Start of Supplied records

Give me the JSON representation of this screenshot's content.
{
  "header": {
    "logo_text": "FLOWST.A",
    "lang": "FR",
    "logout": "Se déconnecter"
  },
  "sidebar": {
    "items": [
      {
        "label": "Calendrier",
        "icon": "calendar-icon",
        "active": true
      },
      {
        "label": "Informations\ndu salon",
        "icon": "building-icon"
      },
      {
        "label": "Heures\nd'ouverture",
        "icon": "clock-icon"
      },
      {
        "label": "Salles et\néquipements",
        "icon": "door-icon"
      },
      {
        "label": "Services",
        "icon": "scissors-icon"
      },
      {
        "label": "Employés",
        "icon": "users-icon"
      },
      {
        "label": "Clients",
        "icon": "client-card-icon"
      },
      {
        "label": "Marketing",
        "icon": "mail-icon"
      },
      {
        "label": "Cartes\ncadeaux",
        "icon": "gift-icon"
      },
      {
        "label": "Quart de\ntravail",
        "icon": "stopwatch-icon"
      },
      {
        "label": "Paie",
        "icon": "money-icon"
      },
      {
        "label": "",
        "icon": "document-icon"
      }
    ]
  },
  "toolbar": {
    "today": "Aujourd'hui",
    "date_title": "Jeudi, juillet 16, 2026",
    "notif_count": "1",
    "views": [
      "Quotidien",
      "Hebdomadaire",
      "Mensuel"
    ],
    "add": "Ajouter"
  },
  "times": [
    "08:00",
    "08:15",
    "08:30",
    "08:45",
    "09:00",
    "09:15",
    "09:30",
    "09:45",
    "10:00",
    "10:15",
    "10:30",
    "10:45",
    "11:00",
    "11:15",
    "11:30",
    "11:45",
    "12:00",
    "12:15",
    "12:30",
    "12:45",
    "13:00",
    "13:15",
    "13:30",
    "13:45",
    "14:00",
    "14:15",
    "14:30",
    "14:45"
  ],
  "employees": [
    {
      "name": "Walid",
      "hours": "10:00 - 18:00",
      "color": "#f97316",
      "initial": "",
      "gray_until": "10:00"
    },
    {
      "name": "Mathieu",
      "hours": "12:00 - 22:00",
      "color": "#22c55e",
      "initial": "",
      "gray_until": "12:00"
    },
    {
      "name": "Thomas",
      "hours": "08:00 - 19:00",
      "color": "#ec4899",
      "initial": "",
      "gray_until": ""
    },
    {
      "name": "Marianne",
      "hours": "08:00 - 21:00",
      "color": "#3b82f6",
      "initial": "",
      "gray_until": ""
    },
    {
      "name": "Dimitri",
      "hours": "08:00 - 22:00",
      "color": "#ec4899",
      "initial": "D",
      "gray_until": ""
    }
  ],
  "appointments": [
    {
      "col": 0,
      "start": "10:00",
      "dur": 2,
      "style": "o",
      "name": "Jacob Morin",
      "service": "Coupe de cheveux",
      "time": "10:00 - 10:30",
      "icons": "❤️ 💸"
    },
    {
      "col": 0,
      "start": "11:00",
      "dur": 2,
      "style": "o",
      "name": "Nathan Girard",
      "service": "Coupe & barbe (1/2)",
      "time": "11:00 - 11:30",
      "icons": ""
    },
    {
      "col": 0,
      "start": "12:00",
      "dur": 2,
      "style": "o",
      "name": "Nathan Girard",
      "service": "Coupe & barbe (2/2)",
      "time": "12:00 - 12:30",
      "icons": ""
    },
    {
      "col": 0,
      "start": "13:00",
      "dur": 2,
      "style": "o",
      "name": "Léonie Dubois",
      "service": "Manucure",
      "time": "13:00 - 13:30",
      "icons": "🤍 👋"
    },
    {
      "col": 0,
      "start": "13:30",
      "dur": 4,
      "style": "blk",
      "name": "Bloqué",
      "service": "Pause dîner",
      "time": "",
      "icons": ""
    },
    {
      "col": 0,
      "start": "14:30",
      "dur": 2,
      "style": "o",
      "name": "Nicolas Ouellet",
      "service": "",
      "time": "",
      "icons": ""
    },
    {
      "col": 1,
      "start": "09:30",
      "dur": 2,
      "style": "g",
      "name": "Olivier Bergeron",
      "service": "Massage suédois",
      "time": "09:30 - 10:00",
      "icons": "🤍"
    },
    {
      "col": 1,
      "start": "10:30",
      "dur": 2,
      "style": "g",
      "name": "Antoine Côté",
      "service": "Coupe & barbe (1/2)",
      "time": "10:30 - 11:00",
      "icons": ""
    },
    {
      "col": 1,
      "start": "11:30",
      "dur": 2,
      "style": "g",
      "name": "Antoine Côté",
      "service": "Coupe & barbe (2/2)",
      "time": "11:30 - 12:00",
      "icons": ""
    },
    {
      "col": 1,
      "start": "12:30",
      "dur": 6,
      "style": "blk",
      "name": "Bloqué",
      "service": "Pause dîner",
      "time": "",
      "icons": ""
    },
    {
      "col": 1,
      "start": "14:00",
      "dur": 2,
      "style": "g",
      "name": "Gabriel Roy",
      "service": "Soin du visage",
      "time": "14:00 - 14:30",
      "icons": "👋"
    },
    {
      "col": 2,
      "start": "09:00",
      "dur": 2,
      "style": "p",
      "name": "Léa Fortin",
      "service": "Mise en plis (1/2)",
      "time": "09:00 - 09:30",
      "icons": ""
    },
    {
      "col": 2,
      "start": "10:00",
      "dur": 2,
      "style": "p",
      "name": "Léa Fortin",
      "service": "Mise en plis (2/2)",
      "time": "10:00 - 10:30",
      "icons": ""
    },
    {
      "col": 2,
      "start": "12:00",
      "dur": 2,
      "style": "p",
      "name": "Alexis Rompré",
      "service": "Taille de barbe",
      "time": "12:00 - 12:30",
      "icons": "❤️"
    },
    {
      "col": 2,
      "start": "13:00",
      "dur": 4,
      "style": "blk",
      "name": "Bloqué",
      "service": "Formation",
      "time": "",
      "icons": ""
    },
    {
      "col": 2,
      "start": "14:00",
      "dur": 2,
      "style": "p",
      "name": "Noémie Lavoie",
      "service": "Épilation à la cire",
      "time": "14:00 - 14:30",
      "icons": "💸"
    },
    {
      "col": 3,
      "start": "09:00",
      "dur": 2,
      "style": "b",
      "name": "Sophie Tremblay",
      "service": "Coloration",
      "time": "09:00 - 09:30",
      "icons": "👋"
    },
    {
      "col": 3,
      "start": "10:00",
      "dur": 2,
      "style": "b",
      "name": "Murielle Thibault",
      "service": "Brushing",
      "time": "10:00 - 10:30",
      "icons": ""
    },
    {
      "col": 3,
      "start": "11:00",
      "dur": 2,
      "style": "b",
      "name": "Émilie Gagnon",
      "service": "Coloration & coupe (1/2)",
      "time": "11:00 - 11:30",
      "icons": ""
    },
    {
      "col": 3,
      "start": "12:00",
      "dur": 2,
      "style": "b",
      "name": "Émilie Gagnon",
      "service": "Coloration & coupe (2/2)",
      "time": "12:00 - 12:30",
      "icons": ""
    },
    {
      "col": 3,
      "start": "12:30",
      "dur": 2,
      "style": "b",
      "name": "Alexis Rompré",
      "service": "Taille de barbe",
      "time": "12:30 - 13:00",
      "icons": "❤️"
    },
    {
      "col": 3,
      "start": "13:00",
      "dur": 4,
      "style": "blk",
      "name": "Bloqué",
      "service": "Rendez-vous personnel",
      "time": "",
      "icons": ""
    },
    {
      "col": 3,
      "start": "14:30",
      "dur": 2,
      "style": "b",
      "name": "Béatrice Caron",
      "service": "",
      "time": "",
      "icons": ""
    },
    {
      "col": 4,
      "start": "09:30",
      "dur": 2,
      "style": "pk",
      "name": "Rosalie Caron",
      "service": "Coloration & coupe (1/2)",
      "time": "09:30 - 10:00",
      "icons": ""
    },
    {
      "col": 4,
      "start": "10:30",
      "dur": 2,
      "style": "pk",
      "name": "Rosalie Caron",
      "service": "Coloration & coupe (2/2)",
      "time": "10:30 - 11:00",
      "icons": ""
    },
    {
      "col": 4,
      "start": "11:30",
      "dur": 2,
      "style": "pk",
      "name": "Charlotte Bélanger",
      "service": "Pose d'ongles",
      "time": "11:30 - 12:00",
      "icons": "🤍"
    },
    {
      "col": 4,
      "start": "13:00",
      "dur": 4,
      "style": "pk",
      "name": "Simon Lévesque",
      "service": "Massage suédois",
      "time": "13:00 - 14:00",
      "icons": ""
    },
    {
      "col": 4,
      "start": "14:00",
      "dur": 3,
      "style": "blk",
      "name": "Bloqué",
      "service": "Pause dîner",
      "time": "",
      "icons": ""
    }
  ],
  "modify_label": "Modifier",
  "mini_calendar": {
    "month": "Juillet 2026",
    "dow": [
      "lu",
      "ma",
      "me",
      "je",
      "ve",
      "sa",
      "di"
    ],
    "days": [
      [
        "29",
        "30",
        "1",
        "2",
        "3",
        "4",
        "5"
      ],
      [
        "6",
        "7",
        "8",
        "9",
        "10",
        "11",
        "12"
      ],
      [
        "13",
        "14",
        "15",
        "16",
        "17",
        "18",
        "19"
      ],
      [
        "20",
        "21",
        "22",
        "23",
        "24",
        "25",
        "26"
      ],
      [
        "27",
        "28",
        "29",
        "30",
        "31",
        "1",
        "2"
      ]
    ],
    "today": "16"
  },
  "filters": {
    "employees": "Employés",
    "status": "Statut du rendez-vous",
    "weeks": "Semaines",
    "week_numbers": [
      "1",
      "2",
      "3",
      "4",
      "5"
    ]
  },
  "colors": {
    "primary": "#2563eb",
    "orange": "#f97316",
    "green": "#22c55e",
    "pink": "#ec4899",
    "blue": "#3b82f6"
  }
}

End of Supplied records

What to produce:
Pick out every line above that holds the word "Mise" and copy it.

The response:
      "service": "Mise en plis (1/2)",
      "service": "Mise en plis (2/2)",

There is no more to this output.